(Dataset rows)
----------

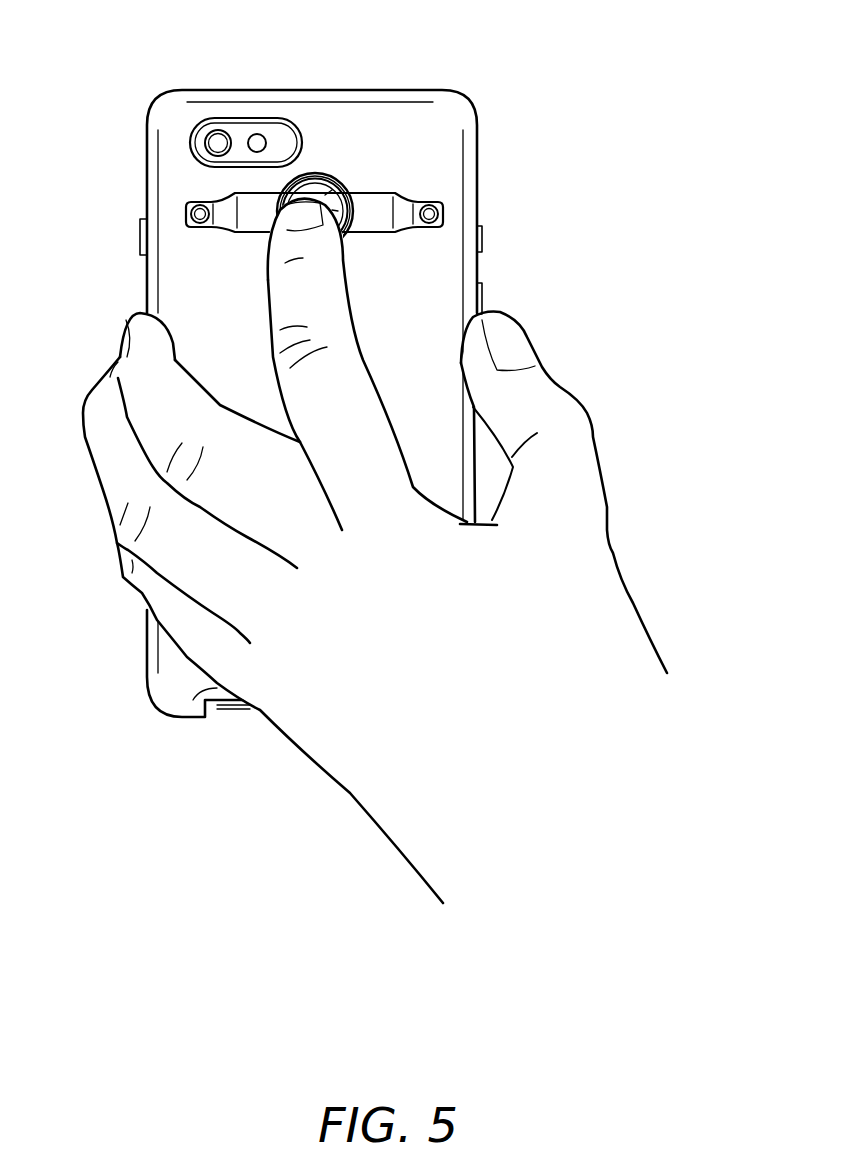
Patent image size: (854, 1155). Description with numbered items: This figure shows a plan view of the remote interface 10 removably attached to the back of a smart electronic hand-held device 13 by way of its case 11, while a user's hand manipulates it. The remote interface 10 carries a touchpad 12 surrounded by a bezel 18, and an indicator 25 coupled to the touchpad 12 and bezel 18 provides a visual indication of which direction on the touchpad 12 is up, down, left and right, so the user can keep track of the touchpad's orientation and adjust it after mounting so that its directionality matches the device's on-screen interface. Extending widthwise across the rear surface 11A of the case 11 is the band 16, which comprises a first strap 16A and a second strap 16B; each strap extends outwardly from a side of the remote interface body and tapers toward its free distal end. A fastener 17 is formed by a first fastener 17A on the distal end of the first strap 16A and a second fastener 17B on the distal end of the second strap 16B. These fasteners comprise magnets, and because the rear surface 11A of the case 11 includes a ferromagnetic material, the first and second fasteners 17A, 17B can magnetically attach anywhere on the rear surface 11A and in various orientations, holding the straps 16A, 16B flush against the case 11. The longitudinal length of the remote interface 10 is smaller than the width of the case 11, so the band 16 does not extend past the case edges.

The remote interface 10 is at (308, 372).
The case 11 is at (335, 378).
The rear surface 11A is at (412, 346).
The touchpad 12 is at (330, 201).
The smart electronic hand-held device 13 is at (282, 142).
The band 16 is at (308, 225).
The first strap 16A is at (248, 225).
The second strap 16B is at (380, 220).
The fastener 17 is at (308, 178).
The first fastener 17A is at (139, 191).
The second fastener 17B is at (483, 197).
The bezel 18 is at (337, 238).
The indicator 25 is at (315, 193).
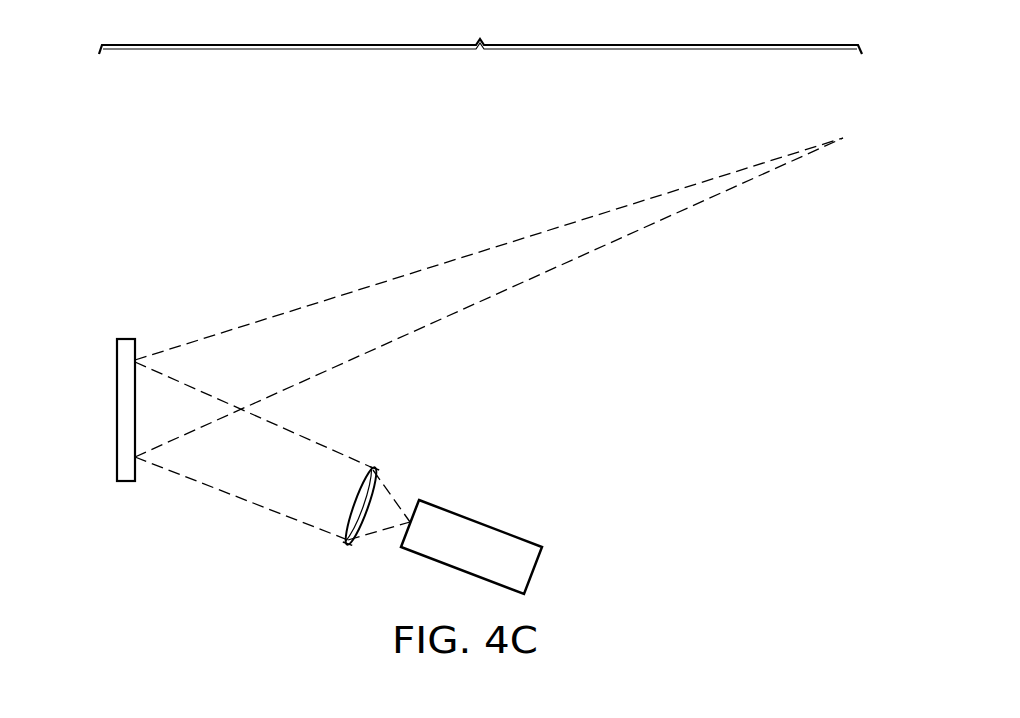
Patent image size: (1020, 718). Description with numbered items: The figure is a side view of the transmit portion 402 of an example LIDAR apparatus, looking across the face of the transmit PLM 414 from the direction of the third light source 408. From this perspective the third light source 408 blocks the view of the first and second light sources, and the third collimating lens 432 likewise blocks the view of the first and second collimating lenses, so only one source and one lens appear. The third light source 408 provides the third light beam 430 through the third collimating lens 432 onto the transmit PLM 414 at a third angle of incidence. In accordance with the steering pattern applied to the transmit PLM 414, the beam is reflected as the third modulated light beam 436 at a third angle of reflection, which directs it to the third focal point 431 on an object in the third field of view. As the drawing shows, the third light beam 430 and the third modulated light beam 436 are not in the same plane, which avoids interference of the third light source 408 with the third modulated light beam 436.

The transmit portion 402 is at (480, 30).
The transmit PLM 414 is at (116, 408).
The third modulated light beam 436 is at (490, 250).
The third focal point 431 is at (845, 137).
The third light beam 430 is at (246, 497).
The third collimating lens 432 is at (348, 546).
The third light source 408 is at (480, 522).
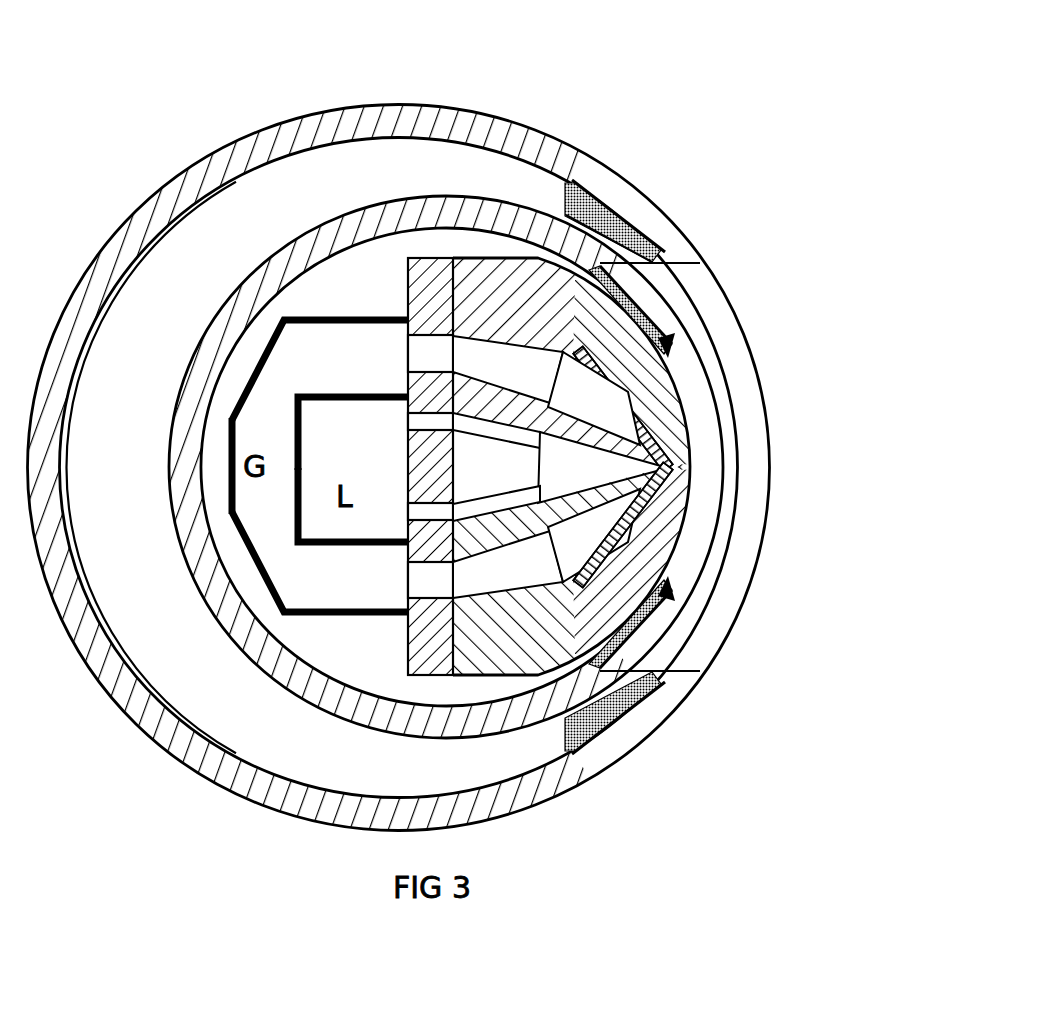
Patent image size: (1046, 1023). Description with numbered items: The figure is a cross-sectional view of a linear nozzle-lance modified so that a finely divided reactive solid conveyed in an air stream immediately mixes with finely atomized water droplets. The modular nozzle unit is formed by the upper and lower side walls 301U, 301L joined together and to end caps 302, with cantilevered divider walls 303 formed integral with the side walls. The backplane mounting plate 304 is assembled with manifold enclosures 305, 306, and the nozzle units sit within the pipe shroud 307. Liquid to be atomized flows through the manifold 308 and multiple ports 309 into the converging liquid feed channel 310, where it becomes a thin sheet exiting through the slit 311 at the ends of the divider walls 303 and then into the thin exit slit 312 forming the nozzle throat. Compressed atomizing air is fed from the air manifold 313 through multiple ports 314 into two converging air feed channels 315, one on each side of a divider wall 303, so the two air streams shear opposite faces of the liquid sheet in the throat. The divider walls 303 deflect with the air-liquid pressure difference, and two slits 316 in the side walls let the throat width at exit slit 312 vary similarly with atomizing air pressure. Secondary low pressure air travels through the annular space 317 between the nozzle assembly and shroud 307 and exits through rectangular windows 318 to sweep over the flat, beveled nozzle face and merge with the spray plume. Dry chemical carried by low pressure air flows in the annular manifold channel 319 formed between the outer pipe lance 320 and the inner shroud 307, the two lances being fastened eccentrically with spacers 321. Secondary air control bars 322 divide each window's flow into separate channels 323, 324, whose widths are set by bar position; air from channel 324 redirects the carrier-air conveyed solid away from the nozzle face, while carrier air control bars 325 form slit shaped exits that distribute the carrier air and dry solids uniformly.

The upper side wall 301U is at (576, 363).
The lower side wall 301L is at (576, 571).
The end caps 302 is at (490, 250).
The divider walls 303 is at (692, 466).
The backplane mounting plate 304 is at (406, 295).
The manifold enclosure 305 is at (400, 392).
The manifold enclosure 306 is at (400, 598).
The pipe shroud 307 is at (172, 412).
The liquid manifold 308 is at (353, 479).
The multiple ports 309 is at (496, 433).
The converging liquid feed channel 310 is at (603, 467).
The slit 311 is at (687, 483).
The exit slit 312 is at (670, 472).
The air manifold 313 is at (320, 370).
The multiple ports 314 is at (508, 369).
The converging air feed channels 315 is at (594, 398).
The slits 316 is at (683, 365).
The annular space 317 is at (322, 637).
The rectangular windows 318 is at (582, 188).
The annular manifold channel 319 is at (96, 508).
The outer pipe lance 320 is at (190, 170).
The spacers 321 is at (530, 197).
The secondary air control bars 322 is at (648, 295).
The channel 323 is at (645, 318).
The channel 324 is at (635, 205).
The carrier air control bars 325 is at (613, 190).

----------

GOAL OF THE EXERCISE = Lay out every line of the items above as a Markdown table with two columns, Row for the row number and Line for the line, skipping blank lines. Leave the pictures out of your answer.

TASK OUTPUT =
| Row | Line |
|---|---|
| 1 | Patent image size: (854, 1155). Description with numbered items: This figure shows a plan view of the remote interface 10 removably attached to the back of a smart electronic hand-held device 13 by way of its case 11, while a user's hand manipulates it. The remote interface 10 carries a touchpad 12 surrounded by a bezel 18, and an indicator 25 coupled to the touchpad 12 and bezel 18 provides a visual indication of which direction on the touchpad 12 is up, down, left and right, so the user can keep track of the touchpad's orientation and adjust it after mounting so that its directionality matches the device's on-screen interface. Extending widthwise across the rear surface 11A of the case 11 is the band 16, which comprises a first strap 16A and a second strap 16B; each strap extends outwardly from a side of the remote interface body and tapers toward its free distal end. A fastener 17 is formed by a first fastener 17A on the distal end of the first strap 16A and a second fastener 17B on the distal end of the second strap 16B. These fasteners comprise magnets, and because the rear surface 11A of the case 11 includes a ferromagnetic material, the first and second fasteners 17A, 17B can magnetically attach anywhere on the rear surface 11A and in various orientations, holding the straps 16A, 16B flush against the case 11. The longitudinal length of the remote interface 10 is smaller than the width of the case 11, so the band 16 does not extend past the case edges. |
| 2 | The remote interface 10 is at (308, 372). |
| 3 | The case 11 is at (335, 378). |
| 4 | The rear surface 11A is at (412, 346). |
| 5 | The touchpad 12 is at (330, 201). |
| 6 | The smart electronic hand-held device 13 is at (282, 142). |
| 7 | The band 16 is at (308, 225). |
| 8 | The first strap 16A is at (248, 225). |
| 9 | The second strap 16B is at (380, 220). |
| 10 | The fastener 17 is at (308, 178). |
| 11 | The first fastener 17A is at (139, 191). |
| 12 | The second fastener 17B is at (483, 197). |
| 13 | The bezel 18 is at (337, 238). |
| 14 | The indicator 25 is at (315, 193). |
| 15 | Patent image size: (1020, 718). Description with numbered items: The figure is a side view of the transmit portion 402 of an example LIDAR apparatus, looking across the face of the transmit PLM 414 from the direction of the third light source 408. From this perspective the third light source 408 blocks the view of the first and second light sources, and the third collimating lens 432 likewise blocks the view of the first and second collimating lenses, so only one source and one lens appear. The third light source 408 provides the third light beam 430 through the third collimating lens 432 onto the transmit PLM 414 at a third angle of incidence. In accordance with the steering pattern applied to the transmit PLM 414, the beam is reflected as the third modulated light beam 436 at a third angle of reflection, which directs it to the third focal point 431 on an object in the third field of view. As the drawing shows, the third light beam 430 and the third modulated light beam 436 are not in the same plane, which avoids interference of the third light source 408 with the third modulated light beam 436. |
| 16 | The transmit portion 402 is at (480, 30). |
| 17 | The transmit PLM 414 is at (116, 408). |
| 18 | The third modulated light beam 436 is at (490, 250). |
| 19 | The third focal point 431 is at (845, 137). |
| 20 | The third light beam 430 is at (246, 497). |
| 21 | The third collimating lens 432 is at (348, 546). |
| 22 | The third light source 408 is at (480, 522). |
| 23 | Patent image size: (1046, 1023). Description with numbered items: The figure is a cross-sectional view of a linear nozzle-lance modified so that a finely divided reactive solid conveyed in an air stream immediately mixes with finely atomized water droplets. The modular nozzle unit is formed by the upper and lower side walls 301U, 301L joined together and to end caps 302, with cantilevered divider walls 303 formed integral with the side walls. The backplane mounting plate 304 is assembled with manifold enclosures 305, 306, and the nozzle units sit within the pipe shroud 307. Liquid to be atomized flows through the manifold 308 and multiple ports 309 into the converging liquid feed channel 310, where it becomes a thin sheet exiting through the slit 311 at the ends of the divider walls 303 and then into the thin exit slit 312 forming the nozzle throat. Compressed atomizing air is fed from the air manifold 313 through multiple ports 314 into two converging air feed channels 315, one on each side of a divider wall 303, so the two air streams shear opposite faces of the liquid sheet in the throat. The divider walls 303 deflect with the air-liquid pressure difference, and two slits 316 in the side walls let the throat width at exit slit 312 vary similarly with atomizing air pressure. Secondary low pressure air travels through the annular space 317 between the nozzle assembly and shroud 307 and exits through rectangular windows 318 to sweep over the flat, beveled nozzle face and merge with the spray plume. Dry chemical carried by low pressure air flows in the annular manifold channel 319 formed between the outer pipe lance 320 and the inner shroud 307, the two lances being fastened eccentrically with spacers 321. Secondary air control bars 322 divide each window's flow into separate channels 323, 324, whose widths are set by bar position; air from channel 324 redirects the carrier-air conveyed solid away from the nozzle face, while carrier air control bars 325 form slit shaped exits that distribute the carrier air and dry solids uniformly. |
| 24 | The upper side wall 301U is at (576, 363). |
| 25 | The lower side wall 301L is at (576, 571). |
| 26 | The end caps 302 is at (490, 250). |
| 27 | The divider walls 303 is at (692, 466). |
| 28 | The backplane mounting plate 304 is at (406, 295). |
| 29 | The manifold enclosure 305 is at (400, 392). |
| 30 | The manifold enclosure 306 is at (400, 598). |
| 31 | The pipe shroud 307 is at (172, 412). |
| 32 | The liquid manifold 308 is at (353, 479). |
| 33 | The multiple ports 309 is at (496, 433). |
| 34 | The converging liquid feed channel 310 is at (603, 467). |
| 35 | The slit 311 is at (687, 483). |
| 36 | The exit slit 312 is at (670, 472). |
| 37 | The air manifold 313 is at (320, 370). |
| 38 | The multiple ports 314 is at (508, 369). |
| 39 | The converging air feed channels 315 is at (594, 398). |
| 40 | The slits 316 is at (683, 365). |
| 41 | The annular space 317 is at (322, 637). |
| 42 | The rectangular windows 318 is at (582, 188). |
| 43 | The annular manifold channel 319 is at (96, 508). |
| 44 | The outer pipe lance 320 is at (190, 170). |
| 45 | The spacers 321 is at (530, 197). |
| 46 | The secondary air control bars 322 is at (648, 295). |
| 47 | The channel 323 is at (645, 318). |
| 48 | The channel 324 is at (635, 205). |
| 49 | The carrier air control bars 325 is at (613, 190). |